EXERCISE BRIEF: Lines from the one containing "Transcribe the text in this document." through the last line of the data are to be repeated word for word, both ends included.

*** INFORMATION SHOWN

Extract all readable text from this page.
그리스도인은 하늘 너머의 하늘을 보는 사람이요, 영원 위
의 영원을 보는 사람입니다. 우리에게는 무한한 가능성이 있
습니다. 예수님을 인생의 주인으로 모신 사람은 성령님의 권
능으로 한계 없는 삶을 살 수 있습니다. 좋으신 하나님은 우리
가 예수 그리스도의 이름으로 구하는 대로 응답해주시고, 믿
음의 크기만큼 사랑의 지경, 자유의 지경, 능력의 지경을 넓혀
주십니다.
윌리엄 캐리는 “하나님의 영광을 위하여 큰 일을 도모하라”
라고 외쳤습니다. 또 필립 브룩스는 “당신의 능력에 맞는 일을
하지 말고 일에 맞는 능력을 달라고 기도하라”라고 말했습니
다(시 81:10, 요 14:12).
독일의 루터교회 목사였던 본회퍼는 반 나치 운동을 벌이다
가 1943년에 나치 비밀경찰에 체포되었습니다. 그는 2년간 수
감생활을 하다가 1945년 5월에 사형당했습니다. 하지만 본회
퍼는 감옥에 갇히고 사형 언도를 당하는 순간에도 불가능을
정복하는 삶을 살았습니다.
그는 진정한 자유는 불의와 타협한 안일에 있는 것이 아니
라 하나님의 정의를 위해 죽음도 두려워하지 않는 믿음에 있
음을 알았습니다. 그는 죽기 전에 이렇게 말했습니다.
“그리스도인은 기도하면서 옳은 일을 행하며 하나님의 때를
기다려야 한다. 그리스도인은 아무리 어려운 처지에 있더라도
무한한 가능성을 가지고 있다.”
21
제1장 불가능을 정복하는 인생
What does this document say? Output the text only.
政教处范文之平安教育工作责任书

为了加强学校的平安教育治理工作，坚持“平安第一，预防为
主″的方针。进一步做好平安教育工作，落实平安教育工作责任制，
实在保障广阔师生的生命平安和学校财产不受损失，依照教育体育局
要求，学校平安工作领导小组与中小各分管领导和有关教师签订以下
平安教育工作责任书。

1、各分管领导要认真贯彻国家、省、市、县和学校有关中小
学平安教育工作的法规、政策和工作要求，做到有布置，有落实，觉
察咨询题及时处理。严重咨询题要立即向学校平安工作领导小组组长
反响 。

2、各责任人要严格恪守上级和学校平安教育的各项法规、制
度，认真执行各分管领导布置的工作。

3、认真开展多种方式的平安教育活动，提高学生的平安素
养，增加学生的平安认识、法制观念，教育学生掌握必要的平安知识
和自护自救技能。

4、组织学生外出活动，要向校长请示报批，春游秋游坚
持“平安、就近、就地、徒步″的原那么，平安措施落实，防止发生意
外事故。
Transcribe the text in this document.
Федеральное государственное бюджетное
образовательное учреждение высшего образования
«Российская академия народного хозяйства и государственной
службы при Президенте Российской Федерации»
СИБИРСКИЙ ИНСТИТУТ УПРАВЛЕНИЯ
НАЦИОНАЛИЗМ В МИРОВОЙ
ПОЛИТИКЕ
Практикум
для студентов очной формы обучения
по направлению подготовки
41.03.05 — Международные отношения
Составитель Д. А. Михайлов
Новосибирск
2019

******

TASK RESPONSE:
Transcribe the text in this document.
Федеральное государственное бюджетное
образовательное учреждение высшего образования
«Российская академия народного хозяйства и государственной
службы при Президенте Российской Федерации»
СИБИРСКИЙ ИНСТИТУТ УПРАВЛЕНИЯ
НАЦИОНАЛИЗМ В МИРОВОЙ
ПОЛИТИКЕ
Практикум
для студентов очной формы обучения
по направлению подготовки
41.03.05 — Международные отношения
Составитель Д. А. Михайлов
Новосибирск
2019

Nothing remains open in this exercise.